> [What to work on]
Report back every line in the data that includes the string "JSON".

[Dataset rows about figures]
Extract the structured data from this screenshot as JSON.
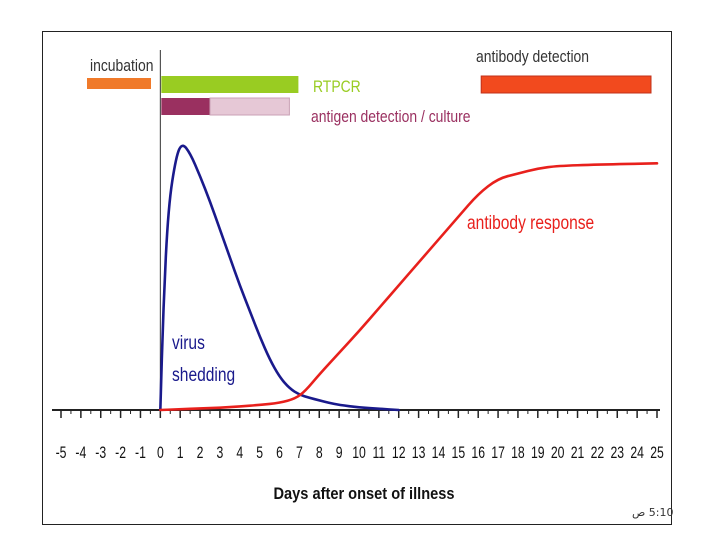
{
  "chart_data": {
    "type": "line",
    "xlabel": "Days after onset of illness",
    "ylabel": "",
    "xlim": [
      -5,
      25
    ],
    "ylim": [
      0,
      100
    ],
    "x_ticks": [
      -5,
      -4,
      -3,
      -2,
      -1,
      0,
      1,
      2,
      3,
      4,
      5,
      6,
      7,
      8,
      9,
      10,
      11,
      12,
      13,
      14,
      15,
      16,
      17,
      18,
      19,
      20,
      21,
      22,
      23,
      24,
      25
    ],
    "x_tick_labels": [
      "-5",
      "-4",
      "-3",
      "-2",
      "-1",
      "0",
      "1",
      "2",
      "3",
      "4",
      "5",
      "6",
      "7",
      "8",
      "9",
      "10",
      "11",
      "12",
      "13",
      "14",
      "15",
      "16",
      "17",
      "18",
      "19",
      "20",
      "21",
      "22",
      "23",
      "24",
      "25"
    ],
    "series": [
      {
        "name": "virus shedding",
        "label_lines": [
          "virus",
          "shedding"
        ],
        "color": "#1a1a8c",
        "points": [
          [
            0,
            0
          ],
          [
            0.15,
            40
          ],
          [
            0.4,
            80
          ],
          [
            0.8,
            100
          ],
          [
            1.1,
            105
          ],
          [
            1.5,
            101
          ],
          [
            2,
            92
          ],
          [
            2.5,
            82
          ],
          [
            3,
            71
          ],
          [
            3.5,
            60
          ],
          [
            4,
            49
          ],
          [
            4.5,
            39
          ],
          [
            5,
            29
          ],
          [
            5.5,
            20
          ],
          [
            6,
            13
          ],
          [
            6.5,
            8.5
          ],
          [
            7,
            6
          ],
          [
            7.5,
            4.8
          ],
          [
            8,
            3.8
          ],
          [
            8.5,
            2.8
          ],
          [
            9,
            2
          ],
          [
            10,
            1
          ],
          [
            11,
            0.5
          ],
          [
            12,
            0
          ]
        ]
      },
      {
        "name": "antibody response",
        "label_lines": [
          "antibody response"
        ],
        "color": "#e8201c",
        "points": [
          [
            0,
            0
          ],
          [
            1,
            0.3
          ],
          [
            2,
            0.6
          ],
          [
            3,
            0.9
          ],
          [
            4,
            1.4
          ],
          [
            5,
            2
          ],
          [
            6,
            2.8
          ],
          [
            6.8,
            4.5
          ],
          [
            7.3,
            7.5
          ],
          [
            8,
            14
          ],
          [
            9,
            22.5
          ],
          [
            10,
            31
          ],
          [
            11,
            40
          ],
          [
            12,
            49
          ],
          [
            13,
            58
          ],
          [
            14,
            67
          ],
          [
            15,
            76
          ],
          [
            16,
            85
          ],
          [
            17,
            91
          ],
          [
            18,
            93
          ],
          [
            19,
            95
          ],
          [
            20,
            96
          ],
          [
            22,
            96.5
          ],
          [
            25,
            97
          ]
        ]
      }
    ],
    "bars": [
      {
        "name": "incubation",
        "label": "incubation",
        "start": -5,
        "end": 0,
        "color": "#f07a2a",
        "text_color": "#333333"
      },
      {
        "name": "RTPCR",
        "label": "RTPCR",
        "start": 0,
        "end": 7,
        "color": "#99cc22",
        "text_color": "#99cc22"
      },
      {
        "name": "antigen detection / culture",
        "label": "antigen detection / culture",
        "start": 0,
        "end": 7,
        "solid_end": 2.5,
        "color": "#9a3060",
        "light_color": "#e6c8d6",
        "text_color": "#9a3060"
      },
      {
        "name": "antibody detection",
        "label": "antibody detection",
        "start": 16,
        "end": 25,
        "color": "#f24a1e",
        "text_color": "#333333"
      }
    ]
  },
  "footer": {
    "slide_number": "5:10 ص"
  }
}
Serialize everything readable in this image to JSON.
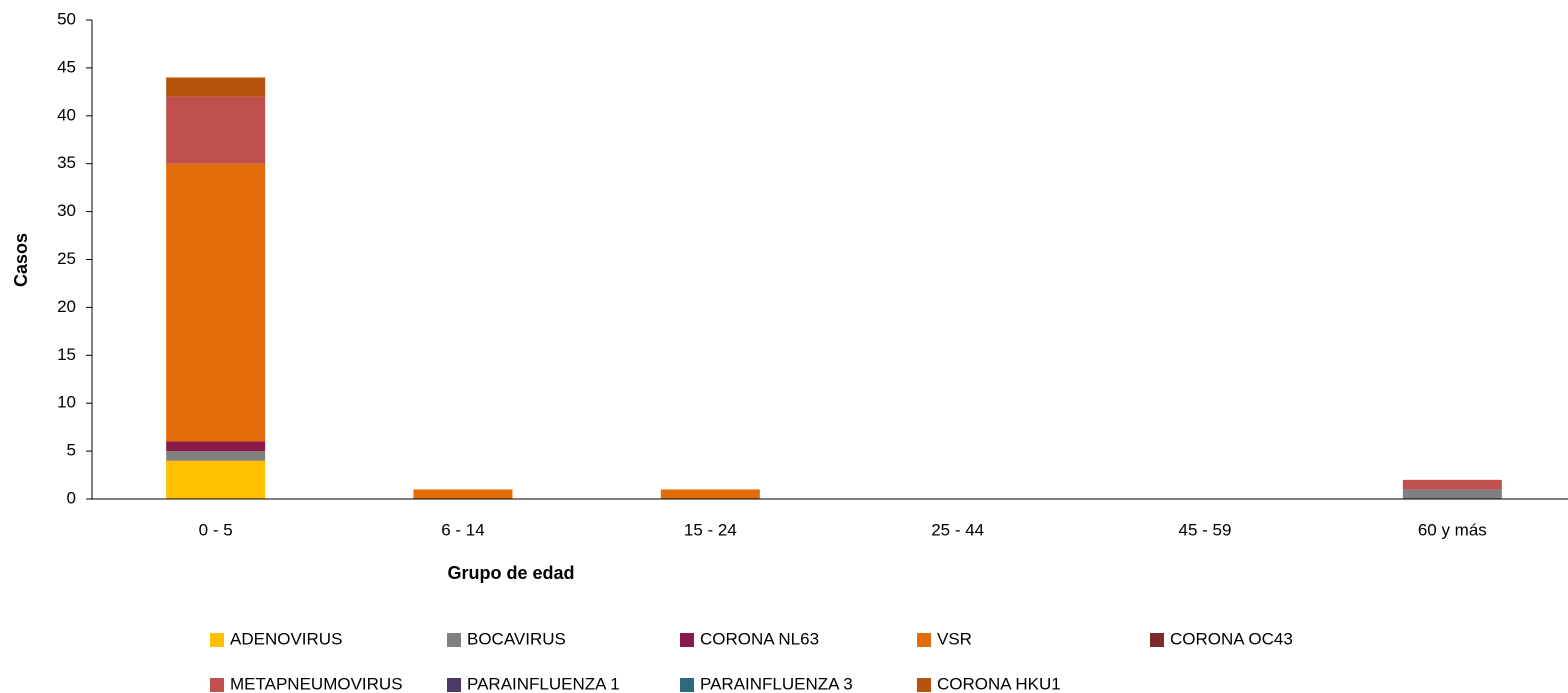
{
  "chart_data": {
    "type": "stacked_bar",
    "xlabel": "Grupo de edad",
    "ylabel": "Casos",
    "categories": [
      "0 - 5",
      "6 - 14",
      "15 - 24",
      "25 - 44",
      "45 - 59",
      "60 y más"
    ],
    "series": [
      {
        "name": "ADENOVIRUS",
        "color": "#ffc000",
        "values": [
          4,
          0,
          0,
          0,
          0,
          0
        ]
      },
      {
        "name": "BOCAVIRUS",
        "color": "#808080",
        "values": [
          1,
          0,
          0,
          0,
          0,
          1
        ]
      },
      {
        "name": "CORONA NL63",
        "color": "#8b1a4a",
        "values": [
          1,
          0,
          0,
          0,
          0,
          0
        ]
      },
      {
        "name": "VSR",
        "color": "#e36c0a",
        "values": [
          29,
          1,
          1,
          0,
          0,
          0
        ]
      },
      {
        "name": "CORONA OC43",
        "color": "#7a2a2a",
        "values": [
          0,
          0,
          0,
          0,
          0,
          0
        ]
      },
      {
        "name": "METAPNEUMOVIRUS",
        "color": "#c0504d",
        "values": [
          7,
          0,
          0,
          0,
          0,
          1
        ]
      },
      {
        "name": "PARAINFLUENZA 1",
        "color": "#4b3a66",
        "values": [
          0,
          0,
          0,
          0,
          0,
          0
        ]
      },
      {
        "name": "PARAINFLUENZA 3",
        "color": "#2e6b7a",
        "values": [
          0,
          0,
          0,
          0,
          0,
          0
        ]
      },
      {
        "name": "CORONA HKU1",
        "color": "#b45309",
        "values": [
          2,
          0,
          0,
          0,
          0,
          0
        ]
      }
    ],
    "ylim": [
      0,
      50
    ],
    "yticks": [
      0,
      5,
      10,
      15,
      20,
      25,
      30,
      35,
      40,
      45,
      50
    ]
  }
}
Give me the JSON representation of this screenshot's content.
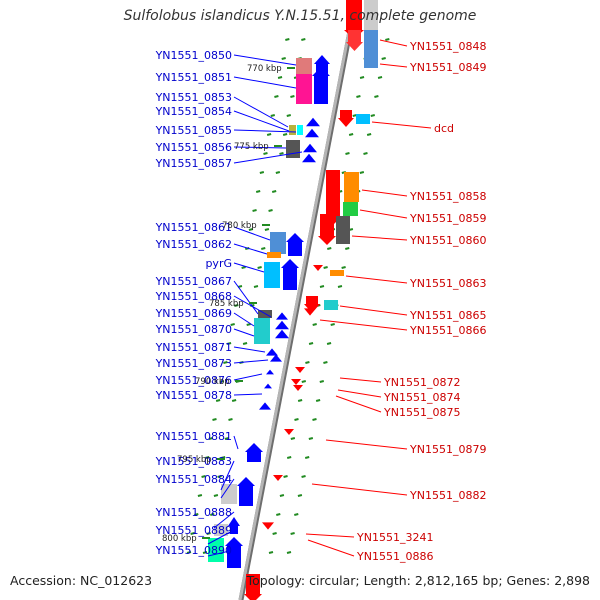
{
  "title": "Sulfolobus islandicus Y.N.15.51, complete genome",
  "footer": {
    "accession": "Accession: NC_012623",
    "info": "Topology: circular; Length: 2,812,165 bp; Genes: 2,898"
  },
  "colors": {
    "backbone": "#8a8a8a",
    "tick": "#228b22",
    "left_label": "#0000cc",
    "right_label": "#cc0000",
    "left_line": "#0000ff",
    "right_line": "#ff0000"
  },
  "kbp_markers": [
    "770 kbp",
    "775 kbp",
    "780 kbp",
    "785 kbp",
    "790 kbp",
    "795 kbp",
    "800 kbp"
  ],
  "left_labels": [
    "YN1551_0850",
    "YN1551_0851",
    "YN1551_0853",
    "YN1551_0854",
    "YN1551_0855",
    "YN1551_0856",
    "YN1551_0857",
    "YN1551_0861",
    "YN1551_0862",
    "pyrG",
    "YN1551_0867",
    "YN1551_0868",
    "YN1551_0869",
    "YN1551_0870",
    "YN1551_0871",
    "YN1551_0873",
    "YN1551_0876",
    "YN1551_0878",
    "YN1551_0881",
    "YN1551_0883",
    "YN1551_0884",
    "YN1551_0888",
    "YN1551_0889",
    "YN1551_0890"
  ],
  "right_labels": [
    "YN1551_0848",
    "YN1551_0849",
    "dcd",
    "YN1551_0858",
    "YN1551_0859",
    "YN1551_0860",
    "YN1551_0863",
    "YN1551_0865",
    "YN1551_0866",
    "YN1551_0872",
    "YN1551_0874",
    "YN1551_0875",
    "YN1551_0879",
    "YN1551_0882",
    "YN1551_3241",
    "YN1551_0886"
  ]
}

> [Solved problem]
Extract the structured data from this screenshot as JSON.
Serialize everything readable in this image to JSON.
Give me the JSON representation of this screenshot's content.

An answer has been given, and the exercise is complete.